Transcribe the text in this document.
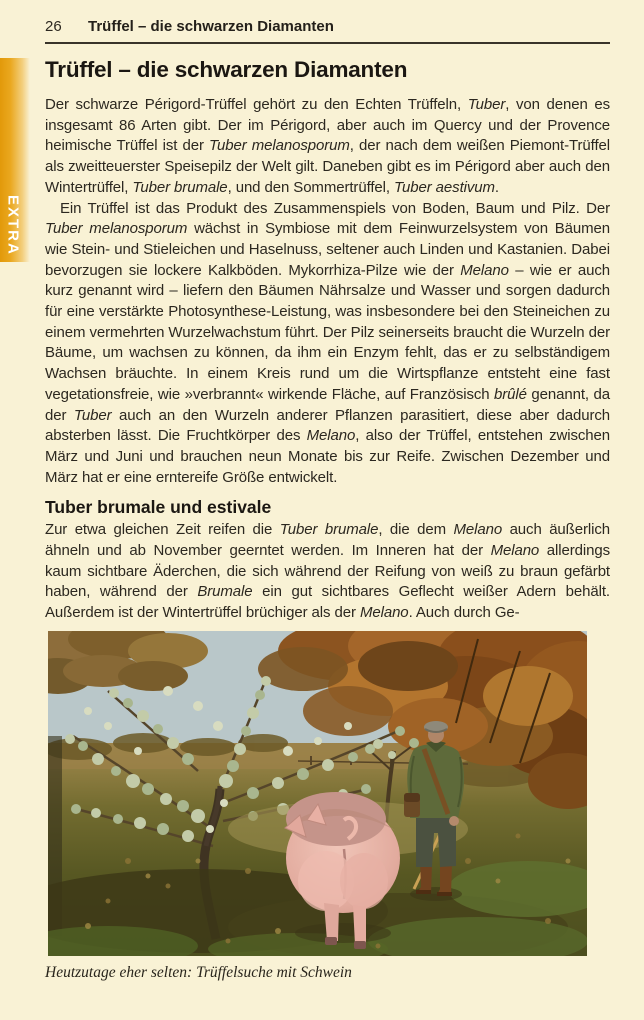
EXTRA
26	Trüffel – die schwarzen Diamanten
Trüffel – die schwarzen Diamanten

Der schwarze Périgord-Trüffel gehört zu den Echten Trüffeln, Tuber, von denen es insgesamt 86 Arten gibt. Der im Périgord, aber auch im Quercy und der Provence heimische Trüffel ist der Tuber melanosporum, der nach dem weißen Piemont-Trüffel als zweitteuerster Speisepilz der Welt gilt. Daneben gibt es im Périgord aber auch den Wintertrüffel, Tuber brumale, und den Sommertrüffel, Tuber aestivum.

Ein Trüffel ist das Produkt des Zusammenspiels von Boden, Baum und Pilz. Der Tuber melanosporum wächst in Symbiose mit dem Feinwurzelsystem von Bäumen wie Stein- und Stieleichen und Haselnuss, seltener auch Linden und Kastanien. Dabei bevorzugen sie lockere Kalkböden. Mykorrhiza-Pilze wie der Melano – wie er auch kurz genannt wird – liefern den Bäumen Nährsalze und Wasser und sorgen dadurch für eine verstärkte Photosynthese-Leistung, was insbesondere bei den Steineichen zu einem vermehrten Wurzelwachstum führt. Der Pilz seinerseits braucht die Wurzeln der Bäume, um wachsen zu können, da ihm ein Enzym fehlt, das er zu selbständigem Wachsen bräuchte. In einem Kreis rund um die Wirtspflanze entsteht eine fast vegetationsfreie, wie »verbrannt« wirkende Fläche, auf Französisch brûlé genannt, da der Tuber auch an den Wurzeln anderer Pflanzen parasitiert, diese aber dadurch absterben lässt. Die Fruchtkörper des Melano, also der Trüffel, entstehen zwischen März und Juni und brauchen neun Monate bis zur Reife. Zwischen Dezember und März hat er eine erntereife Größe entwickelt.

Tuber brumale und estivale

Zur etwa gleichen Zeit reifen die Tuber brumale, die dem Melano auch äußerlich ähneln und ab November geerntet werden. Im Inneren hat der Melano allerdings kaum sichtbare Äderchen, die sich während der Reifung von weiß zu braun gefärbt haben, während der Brumale ein gut sichtbares Geflecht weißer Adern behält. Außerdem ist der Wintertrüffel brüchiger als der Melano. Auch durch Ge-

Heutzutage eher selten: Trüffelsuche mit Schwein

◆ **Instruction**: Print each line of the material above exactly, with the pictures removed from your copy.

◆ **Task output**:
Transcribe the text in this document.
EXTRA
26	Trüffel – die schwarzen Diamanten
Trüffel – die schwarzen Diamanten

Der schwarze Périgord-Trüffel gehört zu den Echten Trüffeln, Tuber, von denen es insgesamt 86 Arten gibt. Der im Périgord, aber auch im Quercy und der Provence heimische Trüffel ist der Tuber melanosporum, der nach dem weißen Piemont-Trüffel als zweitteuerster Speisepilz der Welt gilt. Daneben gibt es im Périgord aber auch den Wintertrüffel, Tuber brumale, und den Sommertrüffel, Tuber aestivum.

Ein Trüffel ist das Produkt des Zusammenspiels von Boden, Baum und Pilz. Der Tuber melanosporum wächst in Symbiose mit dem Feinwurzelsystem von Bäumen wie Stein- und Stieleichen und Haselnuss, seltener auch Linden und Kastanien. Dabei bevorzugen sie lockere Kalkböden. Mykorrhiza-Pilze wie der Melano – wie er auch kurz genannt wird – liefern den Bäumen Nährsalze und Wasser und sorgen dadurch für eine verstärkte Photosynthese-Leistung, was insbesondere bei den Steineichen zu einem vermehrten Wurzelwachstum führt. Der Pilz seinerseits braucht die Wurzeln der Bäume, um wachsen zu können, da ihm ein Enzym fehlt, das er zu selbständigem Wachsen bräuchte. In einem Kreis rund um die Wirtspflanze entsteht eine fast vegetationsfreie, wie »verbrannt« wirkende Fläche, auf Französisch brûlé genannt, da der Tuber auch an den Wurzeln anderer Pflanzen parasitiert, diese aber dadurch absterben lässt. Die Fruchtkörper des Melano, also der Trüffel, entstehen zwischen März und Juni und brauchen neun Monate bis zur Reife. Zwischen Dezember und März hat er eine erntereife Größe entwickelt.

Tuber brumale und estivale

Zur etwa gleichen Zeit reifen die Tuber brumale, die dem Melano auch äußerlich ähneln und ab November geerntet werden. Im Inneren hat der Melano allerdings kaum sichtbare Äderchen, die sich während der Reifung von weiß zu braun gefärbt haben, während der Brumale ein gut sichtbares Geflecht weißer Adern behält. Außerdem ist der Wintertrüffel brüchiger als der Melano. Auch durch Ge-

Heutzutage eher selten: Trüffelsuche mit Schwein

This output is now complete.